Excerpts from a figure dataset

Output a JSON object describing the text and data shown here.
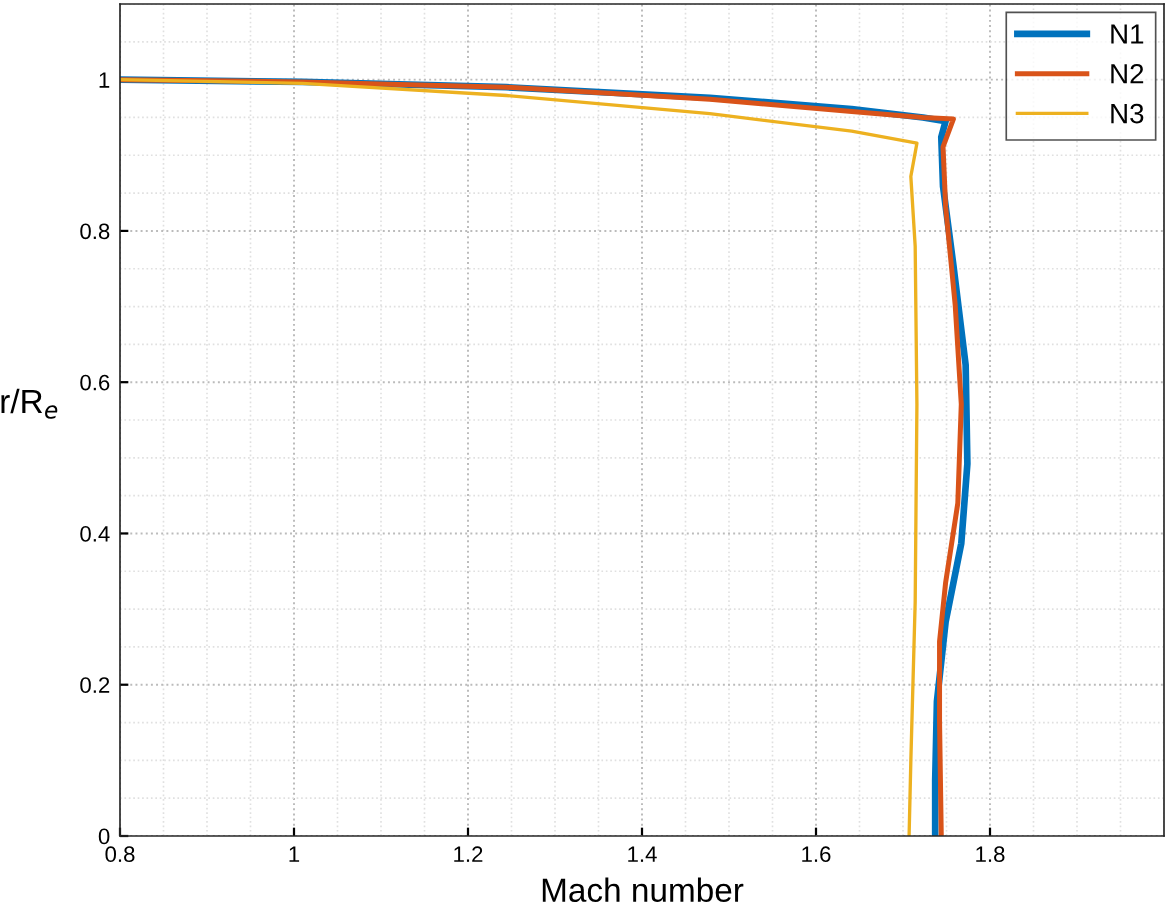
{
  "chart_data": {
    "type": "line",
    "xlabel": "Mach number",
    "ylabel": "r/R$_{e}$",
    "xlim": [
      0.8,
      2.0
    ],
    "ylim": [
      0,
      1.1
    ],
    "xticks": [
      0.8,
      1,
      1.2,
      1.4,
      1.6,
      1.8
    ],
    "yticks": [
      0,
      0.2,
      0.4,
      0.6,
      0.8,
      1
    ],
    "grid": true,
    "legend": "top right",
    "marker": "none",
    "line_style": "solid",
    "series": [
      {
        "name": "N1",
        "color": "#0072bd",
        "x": [
          0.8,
          1.01,
          1.244,
          1.478,
          1.641,
          1.723,
          1.749,
          1.744,
          1.746,
          1.758,
          1.772,
          1.774,
          1.767,
          1.749,
          1.739,
          1.737,
          1.737
        ],
        "values": [
          1.0,
          0.997,
          0.99,
          0.976,
          0.961,
          0.95,
          0.945,
          0.924,
          0.859,
          0.754,
          0.623,
          0.492,
          0.387,
          0.283,
          0.178,
          0.073,
          0
        ]
      },
      {
        "name": "N2",
        "color": "#d95319",
        "x": [
          0.8,
          1.01,
          1.244,
          1.478,
          1.641,
          1.723,
          1.758,
          1.746,
          1.749,
          1.76,
          1.767,
          1.763,
          1.749,
          1.742,
          1.742,
          1.744
        ],
        "values": [
          1.0,
          0.997,
          0.99,
          0.974,
          0.958,
          0.95,
          0.948,
          0.911,
          0.832,
          0.702,
          0.571,
          0.44,
          0.335,
          0.257,
          0.152,
          0
        ]
      },
      {
        "name": "N3",
        "color": "#edb120",
        "x": [
          0.8,
          1.01,
          1.244,
          1.478,
          1.641,
          1.716,
          1.709,
          1.714,
          1.716,
          1.714,
          1.709,
          1.707
        ],
        "values": [
          1.0,
          0.995,
          0.979,
          0.955,
          0.932,
          0.916,
          0.872,
          0.78,
          0.571,
          0.309,
          0.099,
          0
        ]
      }
    ]
  }
}
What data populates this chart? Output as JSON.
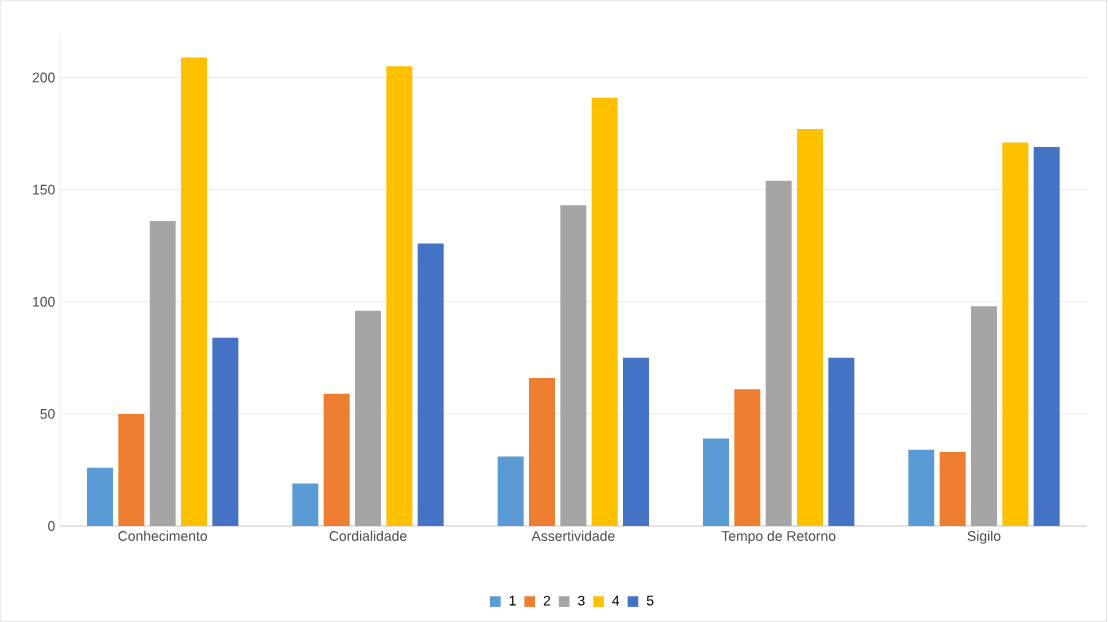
{
  "chart_data": {
    "type": "bar",
    "categories": [
      "Conhecimento",
      "Cordialidade",
      "Assertividade",
      "Tempo de Retorno",
      "Sigilo"
    ],
    "series": [
      {
        "name": "1",
        "color": "#5b9bd5",
        "values": [
          26,
          19,
          31,
          39,
          34
        ]
      },
      {
        "name": "2",
        "color": "#ed7d31",
        "values": [
          50,
          59,
          66,
          61,
          33
        ]
      },
      {
        "name": "3",
        "color": "#a5a5a5",
        "values": [
          136,
          96,
          143,
          154,
          98
        ]
      },
      {
        "name": "4",
        "color": "#ffc000",
        "values": [
          209,
          205,
          191,
          177,
          171
        ]
      },
      {
        "name": "5",
        "color": "#4472c4",
        "values": [
          84,
          126,
          75,
          75,
          169
        ]
      }
    ],
    "ylim": [
      0,
      220
    ],
    "yticks": [
      0,
      50,
      100,
      150,
      200
    ],
    "grid": "y",
    "legend": "bottom"
  }
}
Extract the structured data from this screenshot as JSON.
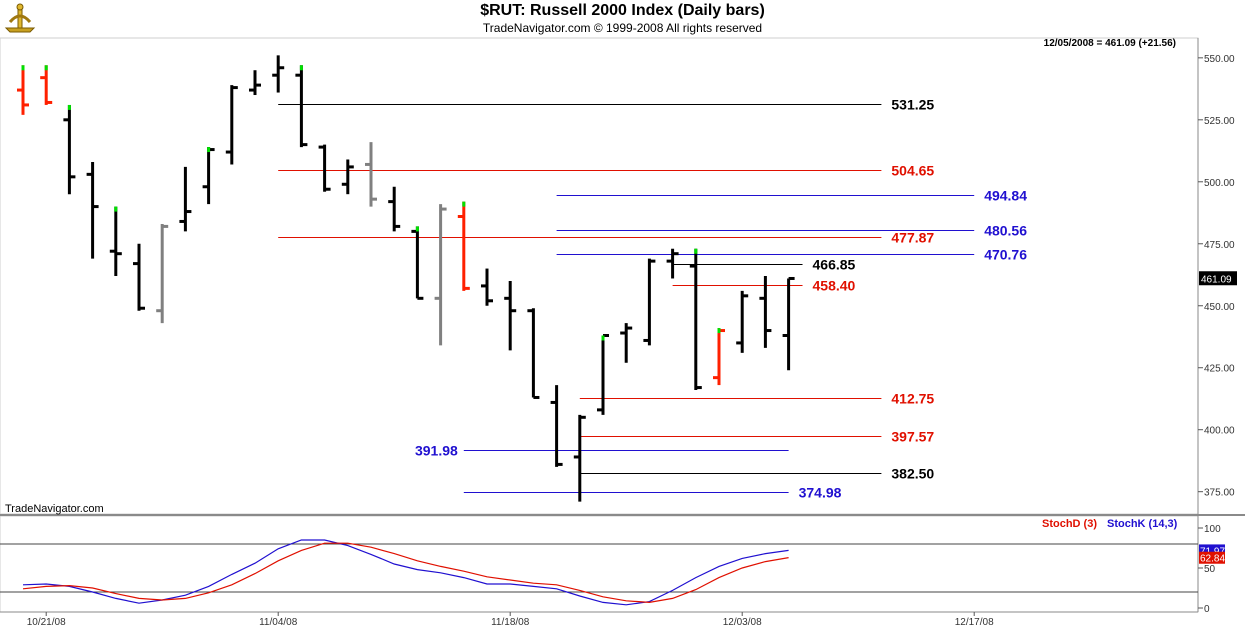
{
  "header": {
    "title": "$RUT:  Russell 2000 Index  (Daily bars)",
    "subtitle": "TradeNavigator.com © 1999-2008 All rights reserved"
  },
  "chart_data": [
    {
      "type": "ohlc",
      "readout": "12/05/2008 = 461.09 (+21.56)",
      "watermark": "TradeNavigator.com",
      "ylim": [
        366,
        558
      ],
      "y_ticks": [
        "375.00",
        "400.00",
        "425.00",
        "450.00",
        "475.00",
        "500.00",
        "525.00",
        "550.00"
      ],
      "y_tick_values": [
        375,
        400,
        425,
        450,
        475,
        500,
        525,
        550
      ],
      "last_price_label": "461.09",
      "last_price_value": 461.09,
      "colors": {
        "up": "#000000",
        "down": "#ff2000",
        "upbar_tick": "#00e000",
        "inside": "#808080",
        "blue": "#2010d0",
        "red": "#e01000",
        "black": "#000000"
      },
      "x_ticks": [
        "10/21/08",
        "11/04/08",
        "11/18/08",
        "12/03/08",
        "12/17/08"
      ],
      "x_tick_index": [
        1,
        11,
        21,
        31,
        41
      ],
      "bars": [
        {
          "i": 0,
          "o": 537,
          "h": 547,
          "l": 527,
          "c": 531,
          "color": "red",
          "tick": "green"
        },
        {
          "i": 1,
          "o": 542,
          "h": 547,
          "l": 531,
          "c": 532,
          "color": "red",
          "tick": "green"
        },
        {
          "i": 2,
          "o": 525,
          "h": 531,
          "l": 495,
          "c": 502,
          "color": "black",
          "tick": "green"
        },
        {
          "i": 3,
          "o": 503,
          "h": 508,
          "l": 469,
          "c": 490,
          "color": "black"
        },
        {
          "i": 4,
          "o": 472,
          "h": 490,
          "l": 462,
          "c": 471,
          "color": "black",
          "tick": "green"
        },
        {
          "i": 5,
          "o": 467,
          "h": 475,
          "l": 448,
          "c": 449,
          "color": "black"
        },
        {
          "i": 6,
          "o": 448,
          "h": 483,
          "l": 443,
          "c": 482,
          "color": "gray"
        },
        {
          "i": 7,
          "o": 484,
          "h": 506,
          "l": 480,
          "c": 488,
          "color": "black"
        },
        {
          "i": 8,
          "o": 498,
          "h": 514,
          "l": 491,
          "c": 513,
          "color": "black",
          "tick": "green"
        },
        {
          "i": 9,
          "o": 512,
          "h": 539,
          "l": 507,
          "c": 538,
          "color": "black"
        },
        {
          "i": 10,
          "o": 537,
          "h": 545,
          "l": 535,
          "c": 539,
          "color": "black"
        },
        {
          "i": 11,
          "o": 543,
          "h": 551,
          "l": 536,
          "c": 546,
          "color": "black"
        },
        {
          "i": 12,
          "o": 543,
          "h": 547,
          "l": 514,
          "c": 515,
          "color": "black",
          "tick": "green"
        },
        {
          "i": 13,
          "o": 514,
          "h": 515,
          "l": 496,
          "c": 497,
          "color": "black"
        },
        {
          "i": 14,
          "o": 499,
          "h": 509,
          "l": 495,
          "c": 506,
          "color": "black"
        },
        {
          "i": 15,
          "o": 507,
          "h": 516,
          "l": 490,
          "c": 493,
          "color": "gray"
        },
        {
          "i": 16,
          "o": 492,
          "h": 498,
          "l": 480,
          "c": 482,
          "color": "black"
        },
        {
          "i": 17,
          "o": 480,
          "h": 482,
          "l": 453,
          "c": 453,
          "color": "black",
          "tick": "green"
        },
        {
          "i": 18,
          "o": 453,
          "h": 491,
          "l": 434,
          "c": 489,
          "color": "gray"
        },
        {
          "i": 19,
          "o": 486,
          "h": 492,
          "l": 456,
          "c": 457,
          "color": "red",
          "tick": "green"
        },
        {
          "i": 20,
          "o": 458,
          "h": 465,
          "l": 450,
          "c": 452,
          "color": "black"
        },
        {
          "i": 21,
          "o": 453,
          "h": 460,
          "l": 432,
          "c": 448,
          "color": "black"
        },
        {
          "i": 22,
          "o": 448,
          "h": 449,
          "l": 413,
          "c": 413,
          "color": "black"
        },
        {
          "i": 23,
          "o": 411,
          "h": 418,
          "l": 385,
          "c": 386,
          "color": "black"
        },
        {
          "i": 24,
          "o": 389,
          "h": 406,
          "l": 371,
          "c": 405,
          "color": "black"
        },
        {
          "i": 25,
          "o": 408,
          "h": 438,
          "l": 406,
          "c": 438,
          "color": "black",
          "tick": "green"
        },
        {
          "i": 26,
          "o": 439,
          "h": 443,
          "l": 427,
          "c": 441,
          "color": "black"
        },
        {
          "i": 27,
          "o": 436,
          "h": 469,
          "l": 434,
          "c": 468,
          "color": "black"
        },
        {
          "i": 28,
          "o": 468,
          "h": 473,
          "l": 461,
          "c": 471,
          "color": "black"
        },
        {
          "i": 29,
          "o": 466,
          "h": 473,
          "l": 416,
          "c": 417,
          "color": "black",
          "tick": "green"
        },
        {
          "i": 30,
          "o": 421,
          "h": 441,
          "l": 418,
          "c": 440,
          "color": "red",
          "tick": "green"
        },
        {
          "i": 31,
          "o": 435,
          "h": 456,
          "l": 431,
          "c": 454,
          "color": "black"
        },
        {
          "i": 32,
          "o": 453,
          "h": 462,
          "l": 433,
          "c": 440,
          "color": "black"
        },
        {
          "i": 33,
          "o": 438,
          "h": 461,
          "l": 424,
          "c": 461,
          "color": "black"
        }
      ],
      "levels": [
        {
          "value": 531.25,
          "label": "531.25",
          "color": "black",
          "from": 11,
          "to": 37,
          "label_side": "right"
        },
        {
          "value": 504.65,
          "label": "504.65",
          "color": "red",
          "from": 11,
          "to": 37,
          "label_side": "right"
        },
        {
          "value": 494.84,
          "label": "494.84",
          "color": "blue",
          "from": 23,
          "to": 41,
          "label_side": "right"
        },
        {
          "value": 480.56,
          "label": "480.56",
          "color": "blue",
          "from": 23,
          "to": 41,
          "label_side": "right"
        },
        {
          "value": 477.87,
          "label": "477.87",
          "color": "red",
          "from": 11,
          "to": 37,
          "label_side": "right"
        },
        {
          "value": 470.76,
          "label": "470.76",
          "color": "blue",
          "from": 23,
          "to": 41,
          "label_side": "right"
        },
        {
          "value": 466.85,
          "label": "466.85",
          "color": "black",
          "from": 28,
          "to": 33.6,
          "label_side": "right"
        },
        {
          "value": 458.4,
          "label": "458.40",
          "color": "red",
          "from": 28,
          "to": 33.6,
          "label_side": "right"
        },
        {
          "value": 412.75,
          "label": "412.75",
          "color": "red",
          "from": 24,
          "to": 37,
          "label_side": "right"
        },
        {
          "value": 397.57,
          "label": "397.57",
          "color": "red",
          "from": 24,
          "to": 37,
          "label_side": "right"
        },
        {
          "value": 391.98,
          "label": "391.98",
          "color": "blue",
          "from": 19,
          "to": 33,
          "label_side": "left"
        },
        {
          "value": 382.5,
          "label": "382.50",
          "color": "black",
          "from": 24,
          "to": 37,
          "label_side": "right"
        },
        {
          "value": 374.98,
          "label": "374.98",
          "color": "blue",
          "from": 19,
          "to": 33,
          "label_side": "right"
        }
      ]
    },
    {
      "type": "line",
      "ylim": [
        -5,
        115
      ],
      "y_ticks": [
        "0",
        "50",
        "100"
      ],
      "y_tick_values": [
        0,
        50,
        100
      ],
      "hlines": [
        20,
        80
      ],
      "legend": [
        {
          "name": "StochD (3)",
          "color": "#e01000"
        },
        {
          "name": "StochK (14,3)",
          "color": "#2010d0"
        }
      ],
      "last_labels": [
        {
          "text": "71.97",
          "value": 71.97,
          "color": "#2010d0"
        },
        {
          "text": "62.84",
          "value": 62.84,
          "color": "#e01000"
        }
      ],
      "series": [
        {
          "name": "StochK (14,3)",
          "color": "#2010d0",
          "x": [
            0,
            1,
            2,
            3,
            4,
            5,
            6,
            7,
            8,
            9,
            10,
            11,
            12,
            13,
            14,
            15,
            16,
            17,
            18,
            19,
            20,
            21,
            22,
            23,
            24,
            25,
            26,
            27,
            28,
            29,
            30,
            31,
            32,
            33
          ],
          "values": [
            29,
            30,
            27,
            20,
            12,
            6,
            10,
            16,
            27,
            42,
            56,
            74,
            85,
            85,
            78,
            67,
            55,
            48,
            44,
            38,
            30,
            30,
            27,
            24,
            15,
            7,
            4,
            8,
            22,
            38,
            52,
            62,
            68,
            72
          ]
        },
        {
          "name": "StochD (3)",
          "color": "#e01000",
          "x": [
            0,
            1,
            2,
            3,
            4,
            5,
            6,
            7,
            8,
            9,
            10,
            11,
            12,
            13,
            14,
            15,
            16,
            17,
            18,
            19,
            20,
            21,
            22,
            23,
            24,
            25,
            26,
            27,
            28,
            29,
            30,
            31,
            32,
            33
          ],
          "values": [
            24,
            27,
            28,
            25,
            18,
            12,
            10,
            12,
            19,
            29,
            43,
            59,
            72,
            81,
            81,
            76,
            68,
            59,
            52,
            46,
            39,
            35,
            31,
            29,
            22,
            14,
            9,
            7,
            12,
            23,
            38,
            50,
            58,
            63
          ]
        }
      ]
    }
  ]
}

TASK BRIEF
From the records above, pick out and copy each line holding the word "name".

ANSWER TO THIS TASK
        "name": "N1",
        "name": "N2",
        "name": "N3",
        "name": "1",
        "name": "2",
        "name": "3",
        "name": "4",
        "name": "5",
          "name": "StochD (3)",
          "name": "StochK (14,3)",
          "name": "StochK (14,3)",
          "name": "StochD (3)",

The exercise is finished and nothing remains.